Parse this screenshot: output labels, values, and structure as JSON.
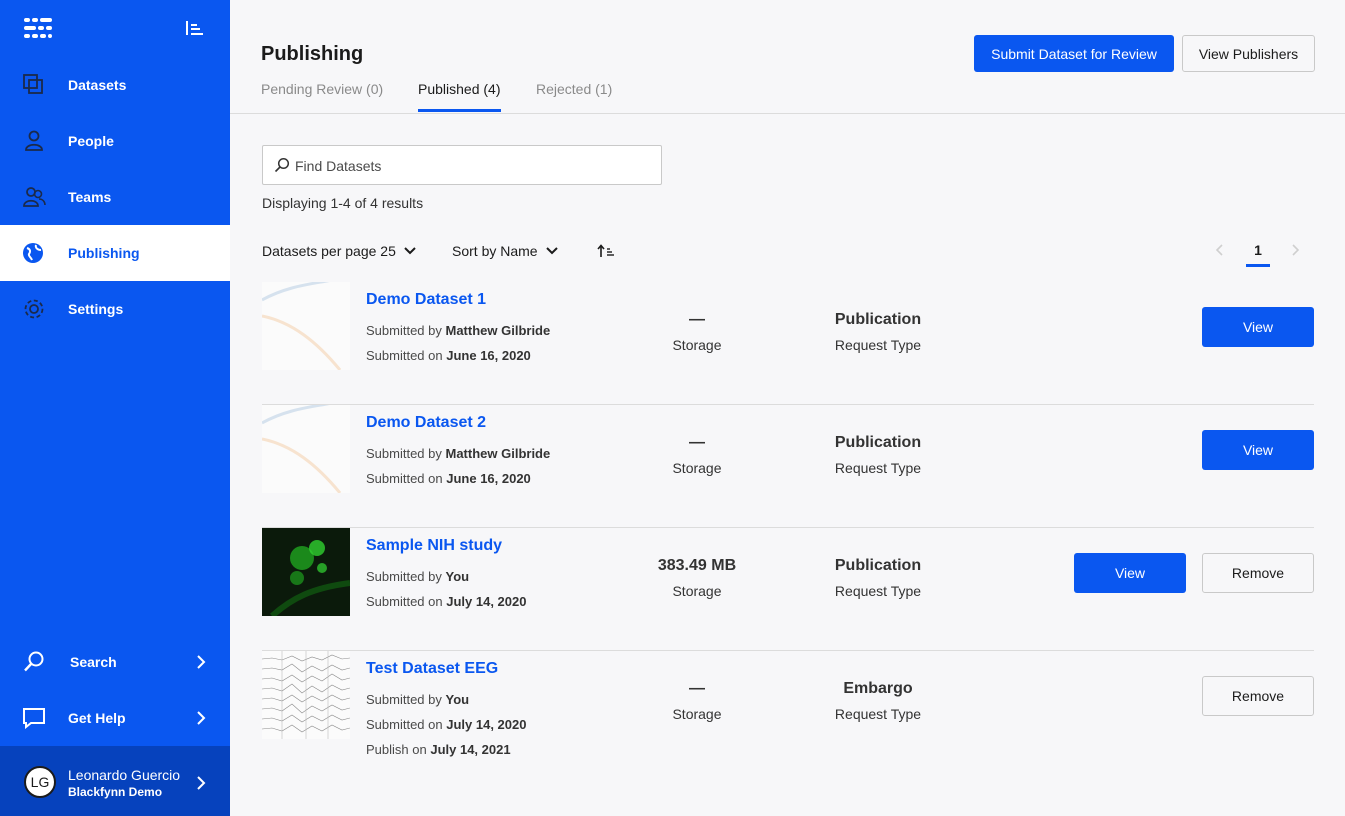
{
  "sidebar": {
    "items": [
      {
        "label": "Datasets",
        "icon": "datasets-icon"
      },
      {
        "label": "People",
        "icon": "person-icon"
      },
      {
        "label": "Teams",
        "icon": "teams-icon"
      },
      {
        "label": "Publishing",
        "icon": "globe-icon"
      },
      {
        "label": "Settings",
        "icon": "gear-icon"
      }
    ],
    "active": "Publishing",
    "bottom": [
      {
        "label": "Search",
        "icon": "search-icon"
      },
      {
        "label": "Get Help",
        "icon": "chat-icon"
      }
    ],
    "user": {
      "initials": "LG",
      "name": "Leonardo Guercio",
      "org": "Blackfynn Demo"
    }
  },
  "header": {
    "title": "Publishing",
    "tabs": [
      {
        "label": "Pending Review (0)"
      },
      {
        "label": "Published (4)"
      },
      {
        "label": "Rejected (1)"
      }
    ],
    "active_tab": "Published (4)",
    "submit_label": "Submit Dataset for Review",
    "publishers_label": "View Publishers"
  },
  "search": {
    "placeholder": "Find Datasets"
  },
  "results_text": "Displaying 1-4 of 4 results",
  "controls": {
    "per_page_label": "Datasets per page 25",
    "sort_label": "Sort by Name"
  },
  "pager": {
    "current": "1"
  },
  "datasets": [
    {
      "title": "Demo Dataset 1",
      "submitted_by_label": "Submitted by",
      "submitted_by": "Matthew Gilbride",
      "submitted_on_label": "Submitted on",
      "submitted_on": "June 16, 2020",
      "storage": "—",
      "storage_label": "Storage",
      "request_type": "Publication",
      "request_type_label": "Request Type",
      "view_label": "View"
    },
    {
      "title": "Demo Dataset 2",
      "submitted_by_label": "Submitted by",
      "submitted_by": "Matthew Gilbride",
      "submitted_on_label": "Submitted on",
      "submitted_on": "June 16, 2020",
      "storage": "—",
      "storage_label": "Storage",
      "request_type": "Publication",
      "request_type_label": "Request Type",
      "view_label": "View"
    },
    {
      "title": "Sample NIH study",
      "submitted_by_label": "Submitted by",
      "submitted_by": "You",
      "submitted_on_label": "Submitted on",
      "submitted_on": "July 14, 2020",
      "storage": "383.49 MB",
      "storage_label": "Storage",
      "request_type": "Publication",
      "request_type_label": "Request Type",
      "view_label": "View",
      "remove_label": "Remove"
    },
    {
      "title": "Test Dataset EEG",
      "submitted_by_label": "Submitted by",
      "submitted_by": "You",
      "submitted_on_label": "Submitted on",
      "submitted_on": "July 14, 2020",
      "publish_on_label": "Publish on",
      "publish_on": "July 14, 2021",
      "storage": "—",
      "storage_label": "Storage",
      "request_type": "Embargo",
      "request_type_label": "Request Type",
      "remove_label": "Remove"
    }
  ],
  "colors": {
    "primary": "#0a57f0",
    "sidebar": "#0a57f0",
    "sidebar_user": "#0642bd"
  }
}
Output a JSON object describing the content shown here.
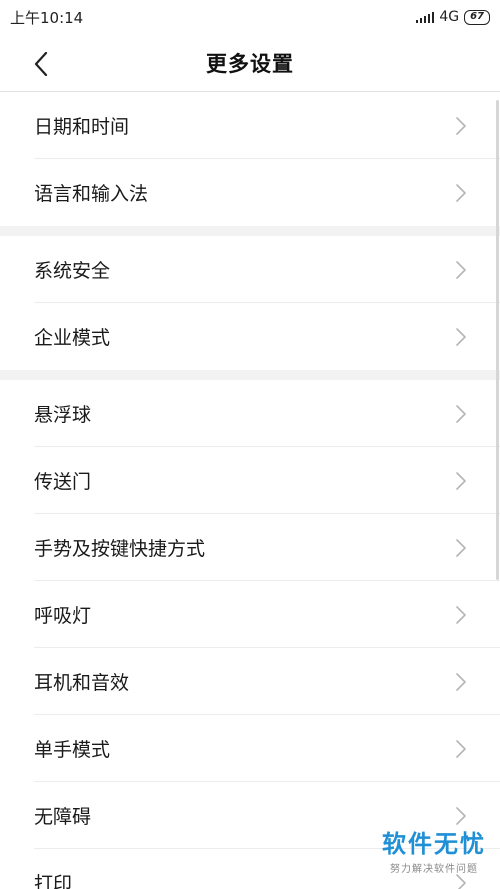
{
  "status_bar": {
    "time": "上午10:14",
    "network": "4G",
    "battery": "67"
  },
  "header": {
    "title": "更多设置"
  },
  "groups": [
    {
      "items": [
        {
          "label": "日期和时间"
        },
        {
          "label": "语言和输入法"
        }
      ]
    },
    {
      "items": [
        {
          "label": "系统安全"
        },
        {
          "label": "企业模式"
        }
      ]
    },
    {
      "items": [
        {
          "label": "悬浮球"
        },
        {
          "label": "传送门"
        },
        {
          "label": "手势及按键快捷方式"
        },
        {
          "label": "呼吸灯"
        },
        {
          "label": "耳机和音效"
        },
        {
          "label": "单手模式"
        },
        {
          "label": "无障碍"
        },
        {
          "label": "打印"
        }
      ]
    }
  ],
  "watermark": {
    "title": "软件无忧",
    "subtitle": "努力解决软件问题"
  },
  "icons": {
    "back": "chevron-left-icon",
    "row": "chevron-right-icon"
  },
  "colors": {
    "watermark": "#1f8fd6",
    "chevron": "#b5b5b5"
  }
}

# Direction:
Write out each line of the data exactly; the images should be left out.

# The solution:
Parse this screenshot: output labels, values, and structure as JSON.
{
  "sidebar": {
    "items": [
      {
        "label": "Datasets",
        "icon": "datasets-icon"
      },
      {
        "label": "People",
        "icon": "person-icon"
      },
      {
        "label": "Teams",
        "icon": "teams-icon"
      },
      {
        "label": "Publishing",
        "icon": "globe-icon"
      },
      {
        "label": "Settings",
        "icon": "gear-icon"
      }
    ],
    "active": "Publishing",
    "bottom": [
      {
        "label": "Search",
        "icon": "search-icon"
      },
      {
        "label": "Get Help",
        "icon": "chat-icon"
      }
    ],
    "user": {
      "initials": "LG",
      "name": "Leonardo Guercio",
      "org": "Blackfynn Demo"
    }
  },
  "header": {
    "title": "Publishing",
    "tabs": [
      {
        "label": "Pending Review (0)"
      },
      {
        "label": "Published (4)"
      },
      {
        "label": "Rejected (1)"
      }
    ],
    "active_tab": "Published (4)",
    "submit_label": "Submit Dataset for Review",
    "publishers_label": "View Publishers"
  },
  "search": {
    "placeholder": "Find Datasets"
  },
  "results_text": "Displaying 1-4 of 4 results",
  "controls": {
    "per_page_label": "Datasets per page 25",
    "sort_label": "Sort by Name"
  },
  "pager": {
    "current": "1"
  },
  "datasets": [
    {
      "title": "Demo Dataset 1",
      "submitted_by_label": "Submitted by",
      "submitted_by": "Matthew Gilbride",
      "submitted_on_label": "Submitted on",
      "submitted_on": "June 16, 2020",
      "storage": "—",
      "storage_label": "Storage",
      "request_type": "Publication",
      "request_type_label": "Request Type",
      "view_label": "View"
    },
    {
      "title": "Demo Dataset 2",
      "submitted_by_label": "Submitted by",
      "submitted_by": "Matthew Gilbride",
      "submitted_on_label": "Submitted on",
      "submitted_on": "June 16, 2020",
      "storage": "—",
      "storage_label": "Storage",
      "request_type": "Publication",
      "request_type_label": "Request Type",
      "view_label": "View"
    },
    {
      "title": "Sample NIH study",
      "submitted_by_label": "Submitted by",
      "submitted_by": "You",
      "submitted_on_label": "Submitted on",
      "submitted_on": "July 14, 2020",
      "storage": "383.49 MB",
      "storage_label": "Storage",
      "request_type": "Publication",
      "request_type_label": "Request Type",
      "view_label": "View",
      "remove_label": "Remove"
    },
    {
      "title": "Test Dataset EEG",
      "submitted_by_label": "Submitted by",
      "submitted_by": "You",
      "submitted_on_label": "Submitted on",
      "submitted_on": "July 14, 2020",
      "publish_on_label": "Publish on",
      "publish_on": "July 14, 2021",
      "storage": "—",
      "storage_label": "Storage",
      "request_type": "Embargo",
      "request_type_label": "Request Type",
      "remove_label": "Remove"
    }
  ],
  "colors": {
    "primary": "#0a57f0",
    "sidebar": "#0a57f0",
    "sidebar_user": "#0642bd"
  }
}
Output a JSON object describing the content shown here.
{
  "status_bar": {
    "time": "上午10:14",
    "network": "4G",
    "battery": "67"
  },
  "header": {
    "title": "更多设置"
  },
  "groups": [
    {
      "items": [
        {
          "label": "日期和时间"
        },
        {
          "label": "语言和输入法"
        }
      ]
    },
    {
      "items": [
        {
          "label": "系统安全"
        },
        {
          "label": "企业模式"
        }
      ]
    },
    {
      "items": [
        {
          "label": "悬浮球"
        },
        {
          "label": "传送门"
        },
        {
          "label": "手势及按键快捷方式"
        },
        {
          "label": "呼吸灯"
        },
        {
          "label": "耳机和音效"
        },
        {
          "label": "单手模式"
        },
        {
          "label": "无障碍"
        },
        {
          "label": "打印"
        }
      ]
    }
  ],
  "watermark": {
    "title": "软件无忧",
    "subtitle": "努力解决软件问题"
  },
  "icons": {
    "back": "chevron-left-icon",
    "row": "chevron-right-icon"
  },
  "colors": {
    "watermark": "#1f8fd6",
    "chevron": "#b5b5b5"
  }
}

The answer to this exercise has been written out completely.